(Rows from a dataset)
━━━━━━━━━━━━━━━━
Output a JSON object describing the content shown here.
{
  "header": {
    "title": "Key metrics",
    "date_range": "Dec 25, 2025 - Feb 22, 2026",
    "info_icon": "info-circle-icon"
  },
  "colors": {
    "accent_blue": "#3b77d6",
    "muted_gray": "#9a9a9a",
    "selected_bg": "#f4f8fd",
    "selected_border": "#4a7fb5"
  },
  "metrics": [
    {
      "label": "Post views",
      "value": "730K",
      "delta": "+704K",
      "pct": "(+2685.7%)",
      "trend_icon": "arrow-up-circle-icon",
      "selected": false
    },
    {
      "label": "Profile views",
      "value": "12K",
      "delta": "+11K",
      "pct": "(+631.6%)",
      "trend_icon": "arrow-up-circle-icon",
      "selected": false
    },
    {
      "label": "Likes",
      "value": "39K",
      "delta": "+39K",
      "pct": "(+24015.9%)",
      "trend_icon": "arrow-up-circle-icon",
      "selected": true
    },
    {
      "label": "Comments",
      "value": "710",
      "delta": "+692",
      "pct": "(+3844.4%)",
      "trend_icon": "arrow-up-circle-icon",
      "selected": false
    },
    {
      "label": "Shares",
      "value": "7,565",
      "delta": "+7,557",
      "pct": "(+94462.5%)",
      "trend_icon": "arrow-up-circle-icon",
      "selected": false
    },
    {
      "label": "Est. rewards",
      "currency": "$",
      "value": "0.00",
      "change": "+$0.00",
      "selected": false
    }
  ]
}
━━━━━━━━━━━━━━━━
Every entry needs to be retyped exactly.

**Exercise response:**
Output a JSON object describing the content shown here.
{
  "header": {
    "title": "Key metrics",
    "date_range": "Dec 25, 2025 - Feb 22, 2026",
    "info_icon": "info-circle-icon"
  },
  "colors": {
    "accent_blue": "#3b77d6",
    "muted_gray": "#9a9a9a",
    "selected_bg": "#f4f8fd",
    "selected_border": "#4a7fb5"
  },
  "metrics": [
    {
      "label": "Post views",
      "value": "730K",
      "delta": "+704K",
      "pct": "(+2685.7%)",
      "trend_icon": "arrow-up-circle-icon",
      "selected": false
    },
    {
      "label": "Profile views",
      "value": "12K",
      "delta": "+11K",
      "pct": "(+631.6%)",
      "trend_icon": "arrow-up-circle-icon",
      "selected": false
    },
    {
      "label": "Likes",
      "value": "39K",
      "delta": "+39K",
      "pct": "(+24015.9%)",
      "trend_icon": "arrow-up-circle-icon",
      "selected": true
    },
    {
      "label": "Comments",
      "value": "710",
      "delta": "+692",
      "pct": "(+3844.4%)",
      "trend_icon": "arrow-up-circle-icon",
      "selected": false
    },
    {
      "label": "Shares",
      "value": "7,565",
      "delta": "+7,557",
      "pct": "(+94462.5%)",
      "trend_icon": "arrow-up-circle-icon",
      "selected": false
    },
    {
      "label": "Est. rewards",
      "currency": "$",
      "value": "0.00",
      "change": "+$0.00",
      "selected": false
    }
  ]
}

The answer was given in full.